Below are some records. Copy every line in them that holds "provision".

Start of MATERIAL TO PROCESS

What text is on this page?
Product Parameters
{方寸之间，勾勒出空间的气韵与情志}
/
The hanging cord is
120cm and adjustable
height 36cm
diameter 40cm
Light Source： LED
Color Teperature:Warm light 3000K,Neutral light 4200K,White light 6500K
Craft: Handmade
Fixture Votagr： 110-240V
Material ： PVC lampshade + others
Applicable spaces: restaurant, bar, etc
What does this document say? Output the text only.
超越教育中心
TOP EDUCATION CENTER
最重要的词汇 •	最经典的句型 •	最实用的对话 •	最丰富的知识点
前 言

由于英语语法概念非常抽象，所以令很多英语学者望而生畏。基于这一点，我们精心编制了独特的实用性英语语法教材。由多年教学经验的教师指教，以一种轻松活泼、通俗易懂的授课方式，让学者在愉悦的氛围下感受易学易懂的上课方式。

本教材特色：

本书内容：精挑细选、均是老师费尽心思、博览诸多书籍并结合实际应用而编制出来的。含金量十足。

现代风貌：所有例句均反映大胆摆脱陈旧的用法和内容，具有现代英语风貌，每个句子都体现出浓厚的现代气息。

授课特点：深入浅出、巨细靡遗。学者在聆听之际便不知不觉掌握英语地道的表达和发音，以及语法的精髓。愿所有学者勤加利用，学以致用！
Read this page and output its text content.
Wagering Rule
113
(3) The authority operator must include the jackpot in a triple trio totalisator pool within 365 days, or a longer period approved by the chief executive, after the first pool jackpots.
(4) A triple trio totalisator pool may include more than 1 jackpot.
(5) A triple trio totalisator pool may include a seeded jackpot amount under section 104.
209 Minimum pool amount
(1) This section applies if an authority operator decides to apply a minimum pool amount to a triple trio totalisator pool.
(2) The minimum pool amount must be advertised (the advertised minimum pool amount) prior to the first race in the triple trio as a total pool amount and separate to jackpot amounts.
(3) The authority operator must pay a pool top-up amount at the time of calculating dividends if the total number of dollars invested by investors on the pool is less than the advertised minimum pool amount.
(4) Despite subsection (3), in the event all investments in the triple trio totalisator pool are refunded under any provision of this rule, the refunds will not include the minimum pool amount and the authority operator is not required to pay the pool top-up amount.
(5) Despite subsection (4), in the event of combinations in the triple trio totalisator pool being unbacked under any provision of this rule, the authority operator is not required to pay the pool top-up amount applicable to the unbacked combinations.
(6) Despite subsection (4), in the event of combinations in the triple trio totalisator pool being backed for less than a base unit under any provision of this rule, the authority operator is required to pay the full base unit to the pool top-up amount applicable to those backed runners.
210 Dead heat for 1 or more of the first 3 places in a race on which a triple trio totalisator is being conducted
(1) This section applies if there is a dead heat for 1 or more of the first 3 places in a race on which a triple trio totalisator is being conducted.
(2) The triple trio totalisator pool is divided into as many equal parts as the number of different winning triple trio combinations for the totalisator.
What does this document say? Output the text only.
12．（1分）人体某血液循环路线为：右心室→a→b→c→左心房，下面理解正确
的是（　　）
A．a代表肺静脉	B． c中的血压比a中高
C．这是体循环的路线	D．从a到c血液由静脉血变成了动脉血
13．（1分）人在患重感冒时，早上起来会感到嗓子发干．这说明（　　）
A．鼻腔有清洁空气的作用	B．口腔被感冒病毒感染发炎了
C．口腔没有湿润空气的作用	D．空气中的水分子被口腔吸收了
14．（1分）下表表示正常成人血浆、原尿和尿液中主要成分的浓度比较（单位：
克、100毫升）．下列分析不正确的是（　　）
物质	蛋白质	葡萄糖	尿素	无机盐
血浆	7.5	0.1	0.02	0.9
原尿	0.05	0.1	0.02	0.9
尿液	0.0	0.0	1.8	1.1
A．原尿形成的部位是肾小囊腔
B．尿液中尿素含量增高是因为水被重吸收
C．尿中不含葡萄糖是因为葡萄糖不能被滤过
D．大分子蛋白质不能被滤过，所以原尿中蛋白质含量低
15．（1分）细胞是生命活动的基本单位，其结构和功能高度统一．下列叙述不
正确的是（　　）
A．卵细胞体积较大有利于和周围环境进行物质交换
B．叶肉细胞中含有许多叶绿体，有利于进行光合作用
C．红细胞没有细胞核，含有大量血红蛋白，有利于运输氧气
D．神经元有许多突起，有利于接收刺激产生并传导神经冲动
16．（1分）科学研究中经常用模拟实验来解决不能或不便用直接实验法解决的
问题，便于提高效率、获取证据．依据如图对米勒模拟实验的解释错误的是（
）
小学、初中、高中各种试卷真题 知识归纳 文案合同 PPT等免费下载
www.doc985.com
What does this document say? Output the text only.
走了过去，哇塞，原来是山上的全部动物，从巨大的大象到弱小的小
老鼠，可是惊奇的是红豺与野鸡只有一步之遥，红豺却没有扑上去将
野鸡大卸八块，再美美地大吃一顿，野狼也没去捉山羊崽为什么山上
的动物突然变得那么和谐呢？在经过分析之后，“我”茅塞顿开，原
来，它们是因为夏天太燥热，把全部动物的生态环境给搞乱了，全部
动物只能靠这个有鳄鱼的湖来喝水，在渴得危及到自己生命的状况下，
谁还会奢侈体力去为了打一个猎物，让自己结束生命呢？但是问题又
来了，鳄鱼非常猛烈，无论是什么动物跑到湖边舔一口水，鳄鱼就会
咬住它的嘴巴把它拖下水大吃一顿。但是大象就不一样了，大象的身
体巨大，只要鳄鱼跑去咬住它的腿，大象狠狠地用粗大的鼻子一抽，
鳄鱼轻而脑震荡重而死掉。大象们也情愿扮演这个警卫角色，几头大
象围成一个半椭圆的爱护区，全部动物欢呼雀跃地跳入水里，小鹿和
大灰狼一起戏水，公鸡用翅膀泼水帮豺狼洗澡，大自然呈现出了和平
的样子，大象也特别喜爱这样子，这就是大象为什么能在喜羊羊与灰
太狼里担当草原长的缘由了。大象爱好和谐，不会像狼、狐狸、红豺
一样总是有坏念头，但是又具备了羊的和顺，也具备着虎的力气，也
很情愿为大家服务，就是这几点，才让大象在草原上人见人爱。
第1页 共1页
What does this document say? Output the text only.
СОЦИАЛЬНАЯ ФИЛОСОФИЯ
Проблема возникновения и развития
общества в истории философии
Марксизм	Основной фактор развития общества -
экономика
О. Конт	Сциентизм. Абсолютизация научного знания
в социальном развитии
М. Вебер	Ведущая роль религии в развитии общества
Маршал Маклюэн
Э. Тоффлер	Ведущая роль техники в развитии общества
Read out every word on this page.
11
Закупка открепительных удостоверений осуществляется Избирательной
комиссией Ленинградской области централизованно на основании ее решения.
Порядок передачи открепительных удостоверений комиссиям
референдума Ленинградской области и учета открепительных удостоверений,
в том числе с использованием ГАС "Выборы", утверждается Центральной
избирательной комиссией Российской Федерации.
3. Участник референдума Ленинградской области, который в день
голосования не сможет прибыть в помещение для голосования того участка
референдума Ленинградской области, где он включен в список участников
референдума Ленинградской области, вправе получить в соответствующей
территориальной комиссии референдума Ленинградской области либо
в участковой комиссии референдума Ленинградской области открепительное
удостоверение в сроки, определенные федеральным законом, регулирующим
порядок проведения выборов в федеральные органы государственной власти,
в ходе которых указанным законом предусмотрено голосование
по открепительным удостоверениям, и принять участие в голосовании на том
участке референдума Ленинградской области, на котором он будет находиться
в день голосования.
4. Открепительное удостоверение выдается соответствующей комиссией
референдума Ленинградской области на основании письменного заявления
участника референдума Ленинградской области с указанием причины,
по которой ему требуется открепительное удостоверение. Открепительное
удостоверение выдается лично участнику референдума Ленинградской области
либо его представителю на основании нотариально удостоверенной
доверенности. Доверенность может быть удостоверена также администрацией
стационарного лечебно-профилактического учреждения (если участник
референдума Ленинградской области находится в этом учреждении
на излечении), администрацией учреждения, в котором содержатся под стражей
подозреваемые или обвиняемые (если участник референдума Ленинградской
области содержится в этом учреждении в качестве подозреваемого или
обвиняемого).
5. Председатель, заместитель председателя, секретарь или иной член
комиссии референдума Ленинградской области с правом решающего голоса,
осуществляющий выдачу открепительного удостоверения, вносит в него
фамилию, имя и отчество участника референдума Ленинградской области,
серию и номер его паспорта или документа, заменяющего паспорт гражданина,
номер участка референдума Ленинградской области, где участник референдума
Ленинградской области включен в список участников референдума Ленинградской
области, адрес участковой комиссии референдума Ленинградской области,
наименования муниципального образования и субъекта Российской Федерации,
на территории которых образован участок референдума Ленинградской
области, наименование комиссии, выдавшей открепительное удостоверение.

End of MATERIAL TO PROCESS

**FINISHED TASK**
(4) Despite subsection (3), in the event all investments in the triple trio totalisator pool are refunded under any provision of this rule, the refunds will not include the minimum pool amount and the authority operator is not required to pay the pool top-up amount.
(5) Despite subsection (4), in the event of combinations in the triple trio totalisator pool being unbacked under any provision of this rule, the authority operator is not required to pay the pool top-up amount applicable to the unbacked combinations.
(6) Despite subsection (4), in the event of combinations in the triple trio totalisator pool being backed for less than a base unit under any provision of this rule, the authority operator is required to pay the full base unit to the pool top-up amount applicable to those backed runners.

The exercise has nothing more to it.